• _Problem statement_
Track down the lines that contain "Millam" and copy them.

# Dataset content start

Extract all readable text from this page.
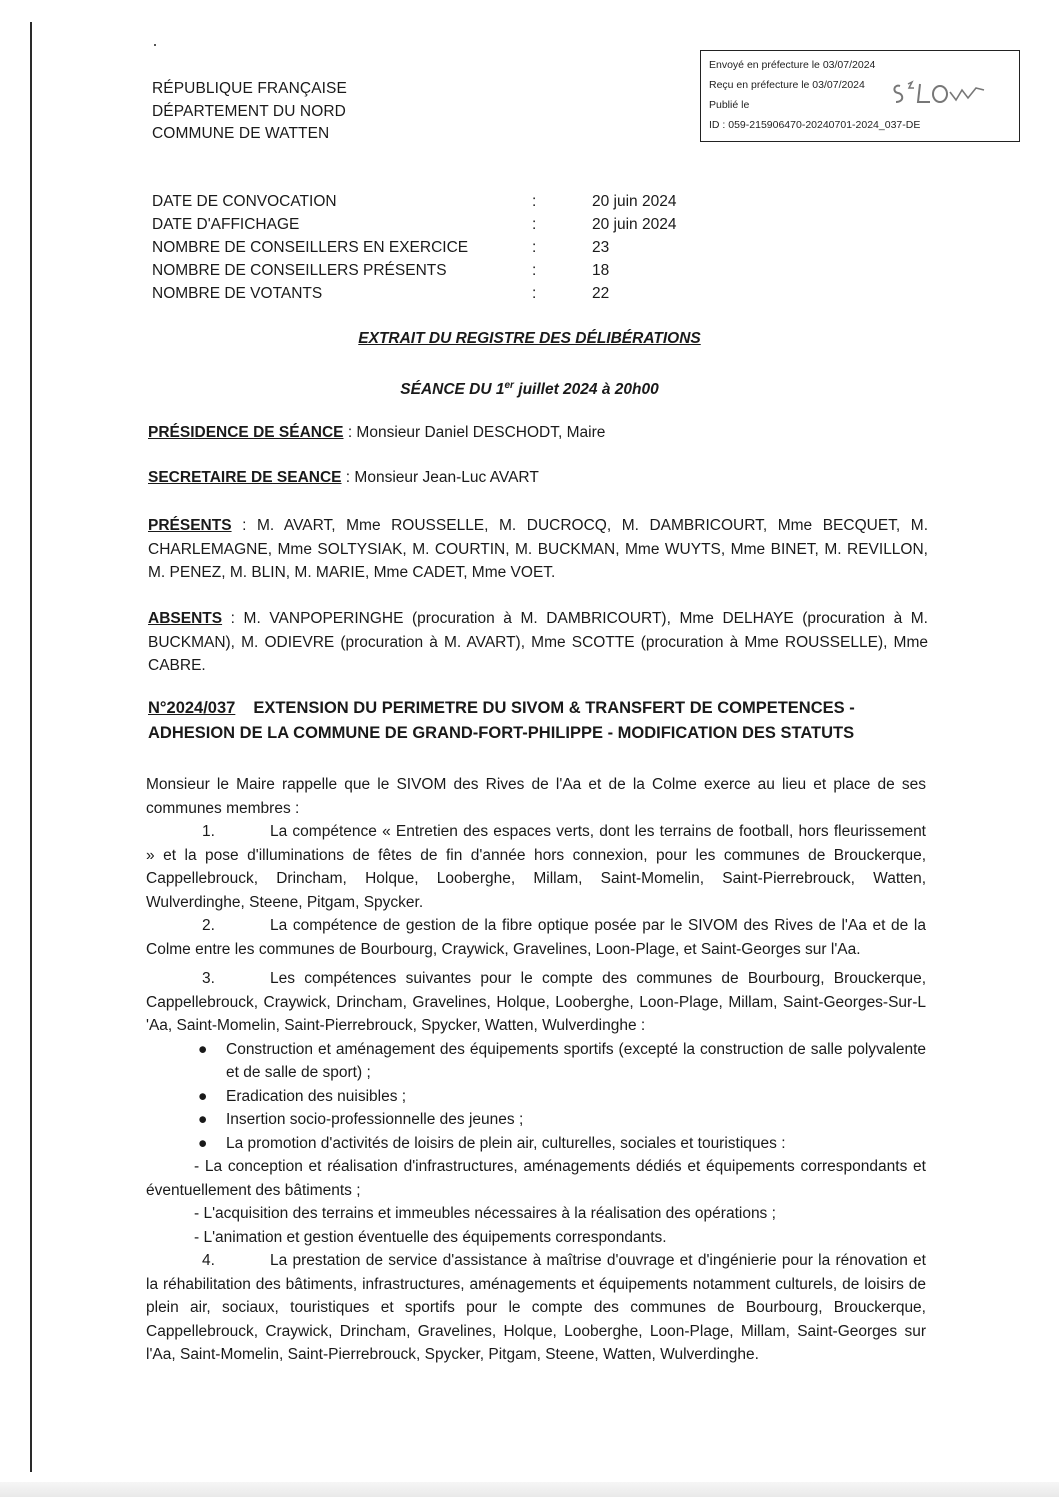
RÉPUBLIQUE FRANÇAISE
DÉPARTEMENT DU NORD
COMMUNE DE WATTEN
Envoyé en préfecture le 03/07/2024
Reçu en préfecture le 03/07/2024
Publié le
ID : 059-215906470-20240701-2024_037-DE
DATE DE CONVOCATION	:	20 juin 2024
DATE D'AFFICHAGE	:	20 juin 2024
NOMBRE DE CONSEILLERS EN EXERCICE	:	23
NOMBRE DE CONSEILLERS PRÉSENTS	:	18
NOMBRE DE VOTANTS	:	22
EXTRAIT DU REGISTRE DES DÉLIBÉRATIONS
SÉANCE DU 1er juillet 2024 à 20h00
PRÉSIDENCE DE SÉANCE : Monsieur Daniel DESCHODT, Maire
SECRETAIRE DE SEANCE : Monsieur Jean-Luc AVART
PRÉSENTS : M. AVART, Mme ROUSSELLE, M. DUCROCQ, M. DAMBRICOURT, Mme BECQUET, M. CHARLEMAGNE, Mme SOLTYSIAK, M. COURTIN, M. BUCKMAN, Mme WUYTS, Mme BINET, M. REVILLON, M. PENEZ, M. BLIN, M. MARIE, Mme CADET, Mme VOET.
ABSENTS : M. VANPOPERINGHE (procuration à M. DAMBRICOURT), Mme DELHAYE (procuration à M. BUCKMAN), M. ODIEVRE (procuration à M. AVART), Mme SCOTTE (procuration à Mme ROUSSELLE), Mme CABRE.
N°2024/037 EXTENSION DU PERIMETRE DU SIVOM & TRANSFERT DE COMPETENCES -
ADHESION DE LA COMMUNE DE GRAND-FORT-PHILIPPE - MODIFICATION DES STATUTS

Monsieur le Maire rappelle que le SIVOM des Rives de l'Aa et de la Colme exerce au lieu et place de ses communes membres :

1.	La compétence « Entretien des espaces verts, dont les terrains de football, hors fleurissement » et la pose d'illuminations de fêtes de fin d'année hors connexion, pour les communes de Brouckerque, Cappellebrouck, Drincham, Holque, Looberghe, Millam, Saint-Momelin, Saint-Pierrebrouck, Watten, Wulverdinghe, Steene, Pitgam, Spycker.

2.	La compétence de gestion de la fibre optique posée par le SIVOM des Rives de l'Aa et de la Colme entre les communes de Bourbourg, Craywick, Gravelines, Loon-Plage, et Saint-Georges sur l'Aa.

3.	Les compétences suivantes pour le compte des communes de Bourbourg, Brouckerque, Cappellebrouck, Craywick, Drincham, Gravelines, Holque, Looberghe, Loon-Plage, Millam, Saint-Georges-Sur-L 'Aa, Saint-Momelin, Saint-Pierrebrouck, Spycker, Watten, Wulverdinghe :

● Construction et aménagement des équipements sportifs (excepté la construction de salle polyvalente et de salle de sport) ;

● Eradication des nuisibles ;

● Insertion socio-professionnelle des jeunes ;

● La promotion d'activités de loisirs de plein air, culturelles, sociales et touristiques :

- La conception et réalisation d'infrastructures, aménagements dédiés et équipements correspondants et éventuellement des bâtiments ;

- L'acquisition des terrains et immeubles nécessaires à la réalisation des opérations ;

- L'animation et gestion éventuelle des équipements correspondants.

4.	La prestation de service d'assistance à maîtrise d'ouvrage et d'ingénierie pour la rénovation et la réhabilitation des bâtiments, infrastructures, aménagements et équipements notamment culturels, de loisirs de plein air, sociaux, touristiques et sportifs pour le compte des communes de Bourbourg, Brouckerque, Cappellebrouck, Craywick, Drincham, Gravelines, Holque, Looberghe, Loon-Plage, Millam, Saint-Georges sur l'Aa, Saint-Momelin, Saint-Pierrebrouck, Spycker, Pitgam, Steene, Watten, Wulverdinghe.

# Dataset content end

• _The result_
1.	La compétence « Entretien des espaces verts, dont les terrains de football, hors fleurissement » et la pose d'illuminations de fêtes de fin d'année hors connexion, pour les communes de Brouckerque, Cappellebrouck, Drincham, Holque, Looberghe, Millam, Saint-Momelin, Saint-Pierrebrouck, Watten, Wulverdinghe, Steene, Pitgam, Spycker.
3.	Les compétences suivantes pour le compte des communes de Bourbourg, Brouckerque, Cappellebrouck, Craywick, Drincham, Gravelines, Holque, Looberghe, Loon-Plage, Millam, Saint-Georges-Sur-L 'Aa, Saint-Momelin, Saint-Pierrebrouck, Spycker, Watten, Wulverdinghe :
4.	La prestation de service d'assistance à maîtrise d'ouvrage et d'ingénierie pour la rénovation et la réhabilitation des bâtiments, infrastructures, aménagements et équipements notamment culturels, de loisirs de plein air, sociaux, touristiques et sportifs pour le compte des communes de Bourbourg, Brouckerque, Cappellebrouck, Craywick, Drincham, Gravelines, Holque, Looberghe, Loon-Plage, Millam, Saint-Georges sur l'Aa, Saint-Momelin, Saint-Pierrebrouck, Spycker, Pitgam, Steene, Watten, Wulverdinghe.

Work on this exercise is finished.